— begin Exercise materials —

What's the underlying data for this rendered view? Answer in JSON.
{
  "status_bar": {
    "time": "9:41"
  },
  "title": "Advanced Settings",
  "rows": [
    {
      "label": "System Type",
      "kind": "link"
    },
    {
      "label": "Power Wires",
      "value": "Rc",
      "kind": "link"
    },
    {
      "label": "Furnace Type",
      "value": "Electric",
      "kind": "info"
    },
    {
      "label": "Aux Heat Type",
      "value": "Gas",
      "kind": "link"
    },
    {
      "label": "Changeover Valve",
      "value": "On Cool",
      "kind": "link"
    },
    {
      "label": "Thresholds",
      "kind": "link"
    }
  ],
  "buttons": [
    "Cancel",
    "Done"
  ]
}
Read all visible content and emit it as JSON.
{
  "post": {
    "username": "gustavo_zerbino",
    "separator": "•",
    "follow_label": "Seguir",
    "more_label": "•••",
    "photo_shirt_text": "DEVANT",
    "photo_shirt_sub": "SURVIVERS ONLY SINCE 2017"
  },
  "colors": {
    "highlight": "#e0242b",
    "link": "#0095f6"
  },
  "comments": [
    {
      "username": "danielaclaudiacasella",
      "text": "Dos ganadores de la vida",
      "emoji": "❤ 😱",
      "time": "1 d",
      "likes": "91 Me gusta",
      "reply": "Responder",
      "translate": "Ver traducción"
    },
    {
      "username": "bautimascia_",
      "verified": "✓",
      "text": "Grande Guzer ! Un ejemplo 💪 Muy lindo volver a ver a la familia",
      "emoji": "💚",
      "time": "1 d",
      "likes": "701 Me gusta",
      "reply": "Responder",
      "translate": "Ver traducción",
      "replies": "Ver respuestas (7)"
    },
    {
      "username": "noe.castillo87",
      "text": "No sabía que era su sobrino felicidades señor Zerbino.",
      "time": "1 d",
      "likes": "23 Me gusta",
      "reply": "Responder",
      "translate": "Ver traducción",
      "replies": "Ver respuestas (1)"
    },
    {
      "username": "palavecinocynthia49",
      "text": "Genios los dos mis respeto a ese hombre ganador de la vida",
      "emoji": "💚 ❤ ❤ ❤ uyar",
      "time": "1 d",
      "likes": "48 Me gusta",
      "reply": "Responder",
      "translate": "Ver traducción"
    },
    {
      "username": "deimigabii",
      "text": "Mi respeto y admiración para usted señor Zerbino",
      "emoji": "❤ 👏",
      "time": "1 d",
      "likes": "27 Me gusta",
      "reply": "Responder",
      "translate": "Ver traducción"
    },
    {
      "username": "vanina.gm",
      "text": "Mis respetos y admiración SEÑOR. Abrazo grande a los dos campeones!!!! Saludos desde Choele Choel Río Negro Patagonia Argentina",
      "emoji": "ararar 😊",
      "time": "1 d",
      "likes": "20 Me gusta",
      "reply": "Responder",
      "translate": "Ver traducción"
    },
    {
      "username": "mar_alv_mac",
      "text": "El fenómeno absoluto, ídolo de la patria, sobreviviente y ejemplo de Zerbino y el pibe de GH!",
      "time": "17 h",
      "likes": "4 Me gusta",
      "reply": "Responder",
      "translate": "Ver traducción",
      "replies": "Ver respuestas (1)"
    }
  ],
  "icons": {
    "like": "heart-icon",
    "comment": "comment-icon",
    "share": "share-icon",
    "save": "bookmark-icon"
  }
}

— end Exercise materials —

- _Aim_
Write out the entries in full, exactly as given.

- _Result of this task_
What's the underlying data for this rendered view? Answer in JSON.
{
  "status_bar": {
    "time": "9:41"
  },
  "title": "Advanced Settings",
  "rows": [
    {
      "label": "System Type",
      "kind": "link"
    },
    {
      "label": "Power Wires",
      "value": "Rc",
      "kind": "link"
    },
    {
      "label": "Furnace Type",
      "value": "Electric",
      "kind": "info"
    },
    {
      "label": "Aux Heat Type",
      "value": "Gas",
      "kind": "link"
    },
    {
      "label": "Changeover Valve",
      "value": "On Cool",
      "kind": "link"
    },
    {
      "label": "Thresholds",
      "kind": "link"
    }
  ],
  "buttons": [
    "Cancel",
    "Done"
  ]
}
Read all visible content and emit it as JSON.
{
  "post": {
    "username": "gustavo_zerbino",
    "separator": "•",
    "follow_label": "Seguir",
    "more_label": "•••",
    "photo_shirt_text": "DEVANT",
    "photo_shirt_sub": "SURVIVERS ONLY SINCE 2017"
  },
  "colors": {
    "highlight": "#e0242b",
    "link": "#0095f6"
  },
  "comments": [
    {
      "username": "danielaclaudiacasella",
      "text": "Dos ganadores de la vida",
      "emoji": "❤ 😱",
      "time": "1 d",
      "likes": "91 Me gusta",
      "reply": "Responder",
      "translate": "Ver traducción"
    },
    {
      "username": "bautimascia_",
      "verified": "✓",
      "text": "Grande Guzer ! Un ejemplo 💪 Muy lindo volver a ver a la familia",
      "emoji": "💚",
      "time": "1 d",
      "likes": "701 Me gusta",
      "reply": "Responder",
      "translate": "Ver traducción",
      "replies": "Ver respuestas (7)"
    },
    {
      "username": "noe.castillo87",
      "text": "No sabía que era su sobrino felicidades señor Zerbino.",
      "time": "1 d",
      "likes": "23 Me gusta",
      "reply": "Responder",
      "translate": "Ver traducción",
      "replies": "Ver respuestas (1)"
    },
    {
      "username": "palavecinocynthia49",
      "text": "Genios los dos mis respeto a ese hombre ganador de la vida",
      "emoji": "💚 ❤ ❤ ❤ uyar",
      "time": "1 d",
      "likes": "48 Me gusta",
      "reply": "Responder",
      "translate": "Ver traducción"
    },
    {
      "username": "deimigabii",
      "text": "Mi respeto y admiración para usted señor Zerbino",
      "emoji": "❤ 👏",
      "time": "1 d",
      "likes": "27 Me gusta",
      "reply": "Responder",
      "translate": "Ver traducción"
    },
    {
      "username": "vanina.gm",
      "text": "Mis respetos y admiración SEÑOR. Abrazo grande a los dos campeones!!!! Saludos desde Choele Choel Río Negro Patagonia Argentina",
      "emoji": "ararar 😊",
      "time": "1 d",
      "likes": "20 Me gusta",
      "reply": "Responder",
      "translate": "Ver traducción"
    },
    {
      "username": "mar_alv_mac",
      "text": "El fenómeno absoluto, ídolo de la patria, sobreviviente y ejemplo de Zerbino y el pibe de GH!",
      "time": "17 h",
      "likes": "4 Me gusta",
      "reply": "Responder",
      "translate": "Ver traducción",
      "replies": "Ver respuestas (1)"
    }
  ],
  "icons": {
    "like": "heart-icon",
    "comment": "comment-icon",
    "share": "share-icon",
    "save": "bookmark-icon"
  }
}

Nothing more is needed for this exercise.